[Saved entries]
— START —

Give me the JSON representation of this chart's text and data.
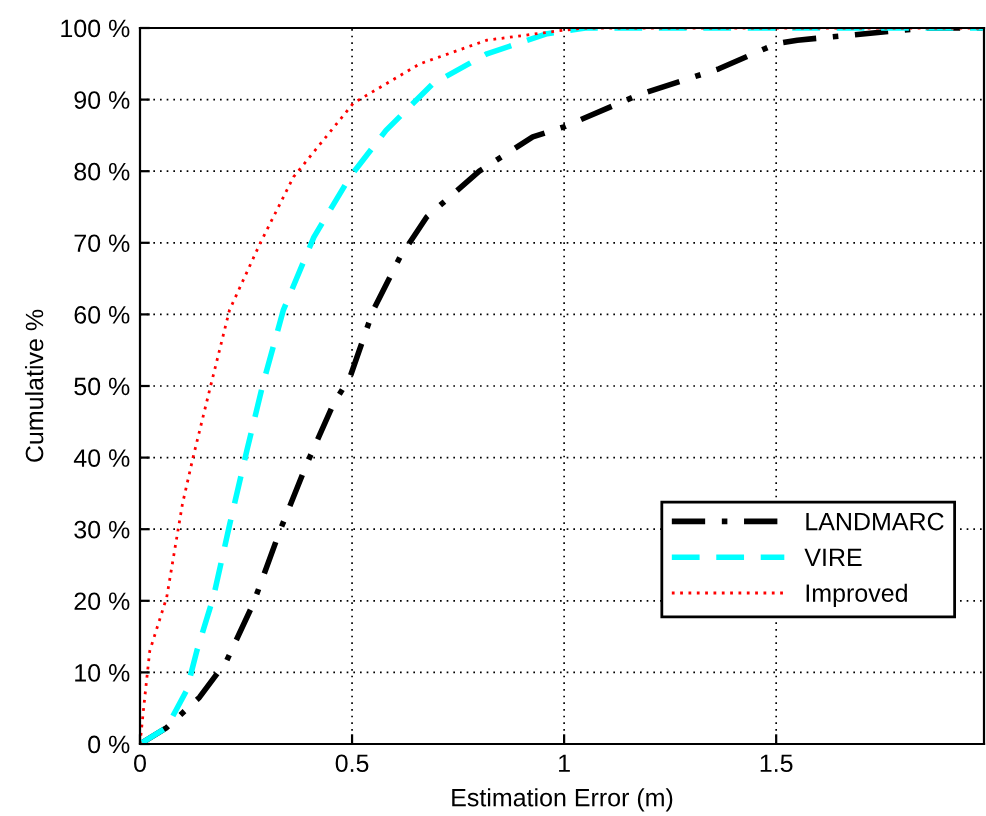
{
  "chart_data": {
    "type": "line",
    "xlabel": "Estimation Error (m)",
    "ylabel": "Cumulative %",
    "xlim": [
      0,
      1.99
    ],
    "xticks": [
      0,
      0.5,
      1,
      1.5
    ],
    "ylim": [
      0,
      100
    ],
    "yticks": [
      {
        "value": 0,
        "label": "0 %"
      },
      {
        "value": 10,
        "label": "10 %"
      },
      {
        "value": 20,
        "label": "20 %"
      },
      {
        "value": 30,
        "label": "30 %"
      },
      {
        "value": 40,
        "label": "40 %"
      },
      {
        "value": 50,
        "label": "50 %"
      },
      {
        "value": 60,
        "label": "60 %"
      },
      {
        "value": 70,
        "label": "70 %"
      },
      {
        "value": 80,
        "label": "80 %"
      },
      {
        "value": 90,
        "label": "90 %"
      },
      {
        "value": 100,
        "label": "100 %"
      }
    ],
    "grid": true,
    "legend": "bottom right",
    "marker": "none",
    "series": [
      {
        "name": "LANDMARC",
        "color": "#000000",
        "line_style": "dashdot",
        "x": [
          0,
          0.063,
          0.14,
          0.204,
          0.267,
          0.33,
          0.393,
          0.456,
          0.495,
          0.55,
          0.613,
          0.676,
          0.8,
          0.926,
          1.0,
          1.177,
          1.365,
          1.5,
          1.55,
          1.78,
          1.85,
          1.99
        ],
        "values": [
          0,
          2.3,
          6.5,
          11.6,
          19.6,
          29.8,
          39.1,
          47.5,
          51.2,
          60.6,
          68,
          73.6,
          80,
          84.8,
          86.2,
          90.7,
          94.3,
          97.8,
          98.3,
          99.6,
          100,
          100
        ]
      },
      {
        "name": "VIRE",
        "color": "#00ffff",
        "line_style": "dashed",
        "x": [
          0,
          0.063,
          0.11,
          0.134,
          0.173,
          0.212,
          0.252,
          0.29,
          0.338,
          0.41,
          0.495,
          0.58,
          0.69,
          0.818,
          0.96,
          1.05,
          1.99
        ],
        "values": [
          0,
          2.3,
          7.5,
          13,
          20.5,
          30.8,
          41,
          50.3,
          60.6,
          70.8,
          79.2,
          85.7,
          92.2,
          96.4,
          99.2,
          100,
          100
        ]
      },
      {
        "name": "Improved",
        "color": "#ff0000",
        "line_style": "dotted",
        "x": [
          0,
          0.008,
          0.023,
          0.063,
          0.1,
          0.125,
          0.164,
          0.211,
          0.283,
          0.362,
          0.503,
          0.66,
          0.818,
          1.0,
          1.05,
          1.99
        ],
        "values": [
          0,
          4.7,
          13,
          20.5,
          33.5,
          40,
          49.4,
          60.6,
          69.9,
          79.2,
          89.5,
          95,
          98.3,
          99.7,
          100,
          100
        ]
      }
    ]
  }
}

— END —

Task requirements
Give back every line exactly as it stands, pictures excluded.

Reply
Give me the JSON representation of this chart's text and data.
{
  "chart_data": {
    "type": "line",
    "xlabel": "Estimation Error (m)",
    "ylabel": "Cumulative %",
    "xlim": [
      0,
      1.99
    ],
    "xticks": [
      0,
      0.5,
      1,
      1.5
    ],
    "ylim": [
      0,
      100
    ],
    "yticks": [
      {
        "value": 0,
        "label": "0 %"
      },
      {
        "value": 10,
        "label": "10 %"
      },
      {
        "value": 20,
        "label": "20 %"
      },
      {
        "value": 30,
        "label": "30 %"
      },
      {
        "value": 40,
        "label": "40 %"
      },
      {
        "value": 50,
        "label": "50 %"
      },
      {
        "value": 60,
        "label": "60 %"
      },
      {
        "value": 70,
        "label": "70 %"
      },
      {
        "value": 80,
        "label": "80 %"
      },
      {
        "value": 90,
        "label": "90 %"
      },
      {
        "value": 100,
        "label": "100 %"
      }
    ],
    "grid": true,
    "legend": "bottom right",
    "marker": "none",
    "series": [
      {
        "name": "LANDMARC",
        "color": "#000000",
        "line_style": "dashdot",
        "x": [
          0,
          0.063,
          0.14,
          0.204,
          0.267,
          0.33,
          0.393,
          0.456,
          0.495,
          0.55,
          0.613,
          0.676,
          0.8,
          0.926,
          1.0,
          1.177,
          1.365,
          1.5,
          1.55,
          1.78,
          1.85,
          1.99
        ],
        "values": [
          0,
          2.3,
          6.5,
          11.6,
          19.6,
          29.8,
          39.1,
          47.5,
          51.2,
          60.6,
          68,
          73.6,
          80,
          84.8,
          86.2,
          90.7,
          94.3,
          97.8,
          98.3,
          99.6,
          100,
          100
        ]
      },
      {
        "name": "VIRE",
        "color": "#00ffff",
        "line_style": "dashed",
        "x": [
          0,
          0.063,
          0.11,
          0.134,
          0.173,
          0.212,
          0.252,
          0.29,
          0.338,
          0.41,
          0.495,
          0.58,
          0.69,
          0.818,
          0.96,
          1.05,
          1.99
        ],
        "values": [
          0,
          2.3,
          7.5,
          13,
          20.5,
          30.8,
          41,
          50.3,
          60.6,
          70.8,
          79.2,
          85.7,
          92.2,
          96.4,
          99.2,
          100,
          100
        ]
      },
      {
        "name": "Improved",
        "color": "#ff0000",
        "line_style": "dotted",
        "x": [
          0,
          0.008,
          0.023,
          0.063,
          0.1,
          0.125,
          0.164,
          0.211,
          0.283,
          0.362,
          0.503,
          0.66,
          0.818,
          1.0,
          1.05,
          1.99
        ],
        "values": [
          0,
          4.7,
          13,
          20.5,
          33.5,
          40,
          49.4,
          60.6,
          69.9,
          79.2,
          89.5,
          95,
          98.3,
          99.7,
          100,
          100
        ]
      }
    ]
  }
}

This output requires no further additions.